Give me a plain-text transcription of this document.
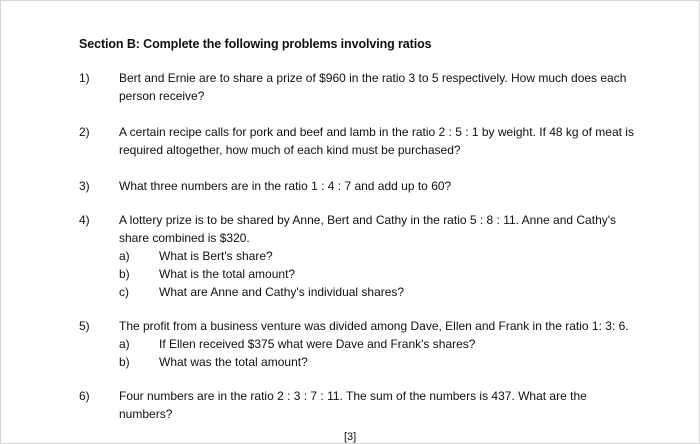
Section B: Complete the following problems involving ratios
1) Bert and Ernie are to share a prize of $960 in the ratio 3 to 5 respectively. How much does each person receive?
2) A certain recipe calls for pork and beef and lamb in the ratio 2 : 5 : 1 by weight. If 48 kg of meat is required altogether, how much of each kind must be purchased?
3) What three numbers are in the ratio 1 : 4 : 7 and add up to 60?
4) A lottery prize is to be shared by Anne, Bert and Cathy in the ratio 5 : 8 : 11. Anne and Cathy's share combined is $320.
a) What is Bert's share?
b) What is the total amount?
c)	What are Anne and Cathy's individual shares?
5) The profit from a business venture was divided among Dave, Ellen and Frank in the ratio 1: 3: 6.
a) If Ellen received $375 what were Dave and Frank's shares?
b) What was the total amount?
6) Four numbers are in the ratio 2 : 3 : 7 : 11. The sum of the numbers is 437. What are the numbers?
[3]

---

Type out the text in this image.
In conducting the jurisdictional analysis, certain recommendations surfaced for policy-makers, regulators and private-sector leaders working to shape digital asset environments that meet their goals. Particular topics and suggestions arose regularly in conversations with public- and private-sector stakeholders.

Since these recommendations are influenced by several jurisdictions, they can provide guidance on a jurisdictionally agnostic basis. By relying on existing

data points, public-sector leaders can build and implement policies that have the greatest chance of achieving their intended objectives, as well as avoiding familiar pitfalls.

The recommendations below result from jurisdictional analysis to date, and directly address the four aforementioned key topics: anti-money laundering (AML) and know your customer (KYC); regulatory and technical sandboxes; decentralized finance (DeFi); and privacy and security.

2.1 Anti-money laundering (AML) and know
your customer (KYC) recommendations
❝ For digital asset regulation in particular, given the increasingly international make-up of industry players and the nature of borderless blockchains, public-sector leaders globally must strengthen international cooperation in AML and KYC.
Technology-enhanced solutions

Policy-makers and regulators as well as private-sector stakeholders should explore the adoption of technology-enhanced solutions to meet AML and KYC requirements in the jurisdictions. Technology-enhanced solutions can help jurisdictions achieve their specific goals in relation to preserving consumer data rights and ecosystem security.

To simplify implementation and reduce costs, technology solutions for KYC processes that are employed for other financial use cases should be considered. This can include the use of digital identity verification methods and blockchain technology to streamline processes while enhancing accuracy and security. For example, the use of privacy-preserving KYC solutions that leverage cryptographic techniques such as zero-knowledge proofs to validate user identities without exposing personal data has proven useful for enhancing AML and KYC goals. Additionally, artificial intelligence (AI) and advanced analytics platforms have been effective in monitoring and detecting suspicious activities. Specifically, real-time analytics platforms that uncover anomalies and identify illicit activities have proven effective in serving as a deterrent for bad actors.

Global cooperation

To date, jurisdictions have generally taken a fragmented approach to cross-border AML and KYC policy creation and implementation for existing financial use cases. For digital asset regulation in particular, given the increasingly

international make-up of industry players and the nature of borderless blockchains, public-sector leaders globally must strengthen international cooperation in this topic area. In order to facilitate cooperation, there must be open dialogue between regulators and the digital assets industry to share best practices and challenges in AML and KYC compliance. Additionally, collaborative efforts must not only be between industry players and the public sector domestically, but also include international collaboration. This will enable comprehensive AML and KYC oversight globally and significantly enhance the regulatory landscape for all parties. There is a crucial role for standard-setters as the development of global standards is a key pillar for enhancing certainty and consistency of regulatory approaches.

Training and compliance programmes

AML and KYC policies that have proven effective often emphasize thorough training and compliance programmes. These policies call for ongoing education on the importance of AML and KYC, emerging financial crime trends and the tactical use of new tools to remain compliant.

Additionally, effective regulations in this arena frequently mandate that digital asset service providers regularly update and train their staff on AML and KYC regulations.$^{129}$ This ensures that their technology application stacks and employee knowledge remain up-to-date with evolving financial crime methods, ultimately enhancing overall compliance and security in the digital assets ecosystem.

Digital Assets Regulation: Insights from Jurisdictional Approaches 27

◆ TASK TO COMPLETE
Check each line above for "Bert" and return the ones that have it.

◆ THE SOLUTION
1) Bert and Ernie are to share a prize of $960 in the ratio 3 to 5 respectively. How much does each person receive?
4) A lottery prize is to be shared by Anne, Bert and Cathy in the ratio 5 : 8 : 11. Anne and Cathy's share combined is $320.
a) What is Bert's share?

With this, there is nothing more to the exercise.